━━━ Exercise data ━━━
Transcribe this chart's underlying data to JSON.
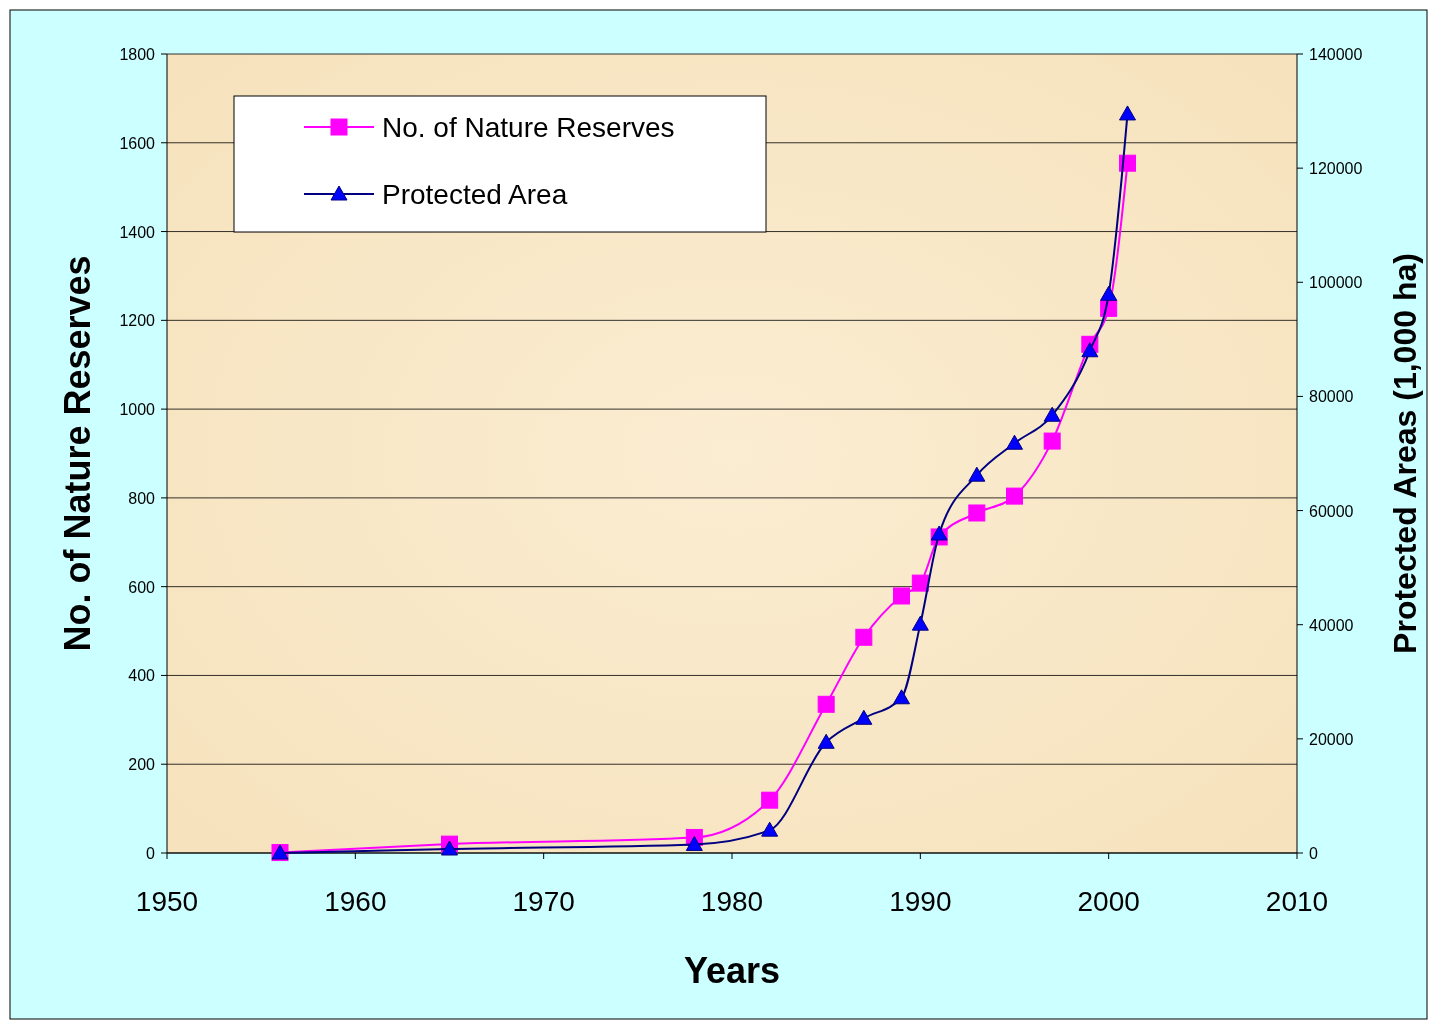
{
  "chart_data": {
    "type": "line",
    "xlabel": "Years",
    "ylabel": "No. of Nature Reserves",
    "y2label": "Protected Areas (1,000 ha)",
    "xlim": [
      1950,
      2010
    ],
    "xticks": [
      1950,
      1960,
      1970,
      1980,
      1990,
      2000,
      2010
    ],
    "ylim": [
      0,
      1800
    ],
    "yticks": [
      0,
      200,
      400,
      600,
      800,
      1000,
      1200,
      1400,
      1600,
      1800
    ],
    "y2lim": [
      0,
      140000
    ],
    "y2ticks": [
      0,
      20000,
      40000,
      60000,
      80000,
      100000,
      120000,
      140000
    ],
    "grid": "y",
    "legend": "top left",
    "series": [
      {
        "name": "No. of Nature Reserves",
        "color": "#ff00ff",
        "marker": "square",
        "x": [
          1956,
          1965,
          1978,
          1982,
          1985,
          1987,
          1989,
          1990,
          1991,
          1993,
          1995,
          1997,
          1999,
          2000,
          2001
        ],
        "values": [
          1,
          20,
          35,
          119,
          335,
          486,
          579,
          608,
          712,
          766,
          804,
          928,
          1146,
          1227,
          1554
        ]
      },
      {
        "name": "Protected Area",
        "color": "#000080",
        "marker": "triangle",
        "axis": "y2",
        "x": [
          1956,
          1965,
          1978,
          1982,
          1985,
          1987,
          1989,
          1990,
          1991,
          1993,
          1995,
          1997,
          1999,
          2000,
          2001
        ],
        "values": [
          0,
          700,
          1500,
          4000,
          19400,
          23600,
          27200,
          40100,
          55900,
          66200,
          71800,
          76700,
          88000,
          97900,
          129500
        ]
      }
    ]
  }
}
━━━
## What you should do
From the data above, show each line that contains "name".

## Exercise solution
        "name": "No. of Nature Reserves",
        "name": "Protected Area",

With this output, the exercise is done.